### DATASET RECORDS
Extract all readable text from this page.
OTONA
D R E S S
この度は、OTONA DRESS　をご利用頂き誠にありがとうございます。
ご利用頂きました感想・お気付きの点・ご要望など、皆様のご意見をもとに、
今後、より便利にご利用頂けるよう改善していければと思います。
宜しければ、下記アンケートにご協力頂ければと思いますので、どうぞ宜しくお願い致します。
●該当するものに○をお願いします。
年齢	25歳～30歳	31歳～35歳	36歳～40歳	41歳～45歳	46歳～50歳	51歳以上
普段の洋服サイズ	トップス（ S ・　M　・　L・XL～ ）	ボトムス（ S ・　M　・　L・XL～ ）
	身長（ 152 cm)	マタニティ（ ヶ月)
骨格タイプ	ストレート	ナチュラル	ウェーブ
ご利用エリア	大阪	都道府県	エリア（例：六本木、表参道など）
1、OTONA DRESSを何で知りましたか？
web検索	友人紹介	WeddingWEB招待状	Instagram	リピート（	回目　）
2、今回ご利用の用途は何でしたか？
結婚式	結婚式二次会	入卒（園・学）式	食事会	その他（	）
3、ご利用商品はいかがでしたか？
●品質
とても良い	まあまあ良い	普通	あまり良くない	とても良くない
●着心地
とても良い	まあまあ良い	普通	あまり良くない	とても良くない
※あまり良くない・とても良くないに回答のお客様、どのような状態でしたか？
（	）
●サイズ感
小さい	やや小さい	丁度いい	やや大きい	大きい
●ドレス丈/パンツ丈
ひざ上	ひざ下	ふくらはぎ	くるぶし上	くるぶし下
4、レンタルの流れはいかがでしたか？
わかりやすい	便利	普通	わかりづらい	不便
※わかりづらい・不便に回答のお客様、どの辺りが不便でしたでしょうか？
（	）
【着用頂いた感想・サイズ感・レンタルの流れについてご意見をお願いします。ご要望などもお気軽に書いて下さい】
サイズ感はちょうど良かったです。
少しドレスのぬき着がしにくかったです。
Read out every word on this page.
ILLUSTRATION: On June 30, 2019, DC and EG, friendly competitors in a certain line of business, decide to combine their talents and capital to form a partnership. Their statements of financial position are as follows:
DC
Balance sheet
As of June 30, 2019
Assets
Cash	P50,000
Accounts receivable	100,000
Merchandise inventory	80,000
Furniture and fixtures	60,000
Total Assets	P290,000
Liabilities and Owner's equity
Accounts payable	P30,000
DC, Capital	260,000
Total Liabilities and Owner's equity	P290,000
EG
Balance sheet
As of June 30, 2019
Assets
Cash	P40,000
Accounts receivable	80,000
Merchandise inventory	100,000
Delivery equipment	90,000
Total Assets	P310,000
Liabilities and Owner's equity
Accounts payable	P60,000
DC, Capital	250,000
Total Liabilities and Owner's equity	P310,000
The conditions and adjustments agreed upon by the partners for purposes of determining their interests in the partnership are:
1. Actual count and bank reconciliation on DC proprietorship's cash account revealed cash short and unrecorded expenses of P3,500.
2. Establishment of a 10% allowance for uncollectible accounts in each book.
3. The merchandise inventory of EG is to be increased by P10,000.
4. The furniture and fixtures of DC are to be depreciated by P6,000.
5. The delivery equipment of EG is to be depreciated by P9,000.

### WHAT THE TASK REQUIRES
Reproduce every line of the data verbatim.

### EXERCISE OUTPUT
Extract all readable text from this page.
OTONA
D R E S S
この度は、OTONA DRESS　をご利用頂き誠にありがとうございます。
ご利用頂きました感想・お気付きの点・ご要望など、皆様のご意見をもとに、
今後、より便利にご利用頂けるよう改善していければと思います。
宜しければ、下記アンケートにご協力頂ければと思いますので、どうぞ宜しくお願い致します。
●該当するものに○をお願いします。
年齢	25歳～30歳	31歳～35歳	36歳～40歳	41歳～45歳	46歳～50歳	51歳以上
普段の洋服サイズ	トップス（ S ・　M　・　L・XL～ ）	ボトムス（ S ・　M　・　L・XL～ ）
	身長（ 152 cm)	マタニティ（ ヶ月)
骨格タイプ	ストレート	ナチュラル	ウェーブ
ご利用エリア	大阪	都道府県	エリア（例：六本木、表参道など）
1、OTONA DRESSを何で知りましたか？
web検索	友人紹介	WeddingWEB招待状	Instagram	リピート（	回目　）
2、今回ご利用の用途は何でしたか？
結婚式	結婚式二次会	入卒（園・学）式	食事会	その他（	）
3、ご利用商品はいかがでしたか？
●品質
とても良い	まあまあ良い	普通	あまり良くない	とても良くない
●着心地
とても良い	まあまあ良い	普通	あまり良くない	とても良くない
※あまり良くない・とても良くないに回答のお客様、どのような状態でしたか？
（	）
●サイズ感
小さい	やや小さい	丁度いい	やや大きい	大きい
●ドレス丈/パンツ丈
ひざ上	ひざ下	ふくらはぎ	くるぶし上	くるぶし下
4、レンタルの流れはいかがでしたか？
わかりやすい	便利	普通	わかりづらい	不便
※わかりづらい・不便に回答のお客様、どの辺りが不便でしたでしょうか？
（	）
【着用頂いた感想・サイズ感・レンタルの流れについてご意見をお願いします。ご要望などもお気軽に書いて下さい】
サイズ感はちょうど良かったです。
少しドレスのぬき着がしにくかったです。
Read out every word on this page.
ILLUSTRATION: On June 30, 2019, DC and EG, friendly competitors in a certain line of business, decide to combine their talents and capital to form a partnership. Their statements of financial position are as follows:
DC
Balance sheet
As of June 30, 2019
Assets
Cash	P50,000
Accounts receivable	100,000
Merchandise inventory	80,000
Furniture and fixtures	60,000
Total Assets	P290,000
Liabilities and Owner's equity
Accounts payable	P30,000
DC, Capital	260,000
Total Liabilities and Owner's equity	P290,000
EG
Balance sheet
As of June 30, 2019
Assets
Cash	P40,000
Accounts receivable	80,000
Merchandise inventory	100,000
Delivery equipment	90,000
Total Assets	P310,000
Liabilities and Owner's equity
Accounts payable	P60,000
DC, Capital	250,000
Total Liabilities and Owner's equity	P310,000
The conditions and adjustments agreed upon by the partners for purposes of determining their interests in the partnership are:
1. Actual count and bank reconciliation on DC proprietorship's cash account revealed cash short and unrecorded expenses of P3,500.
2. Establishment of a 10% allowance for uncollectible accounts in each book.
3. The merchandise inventory of EG is to be increased by P10,000.
4. The furniture and fixtures of DC are to be depreciated by P6,000.
5. The delivery equipment of EG is to be depreciated by P9,000.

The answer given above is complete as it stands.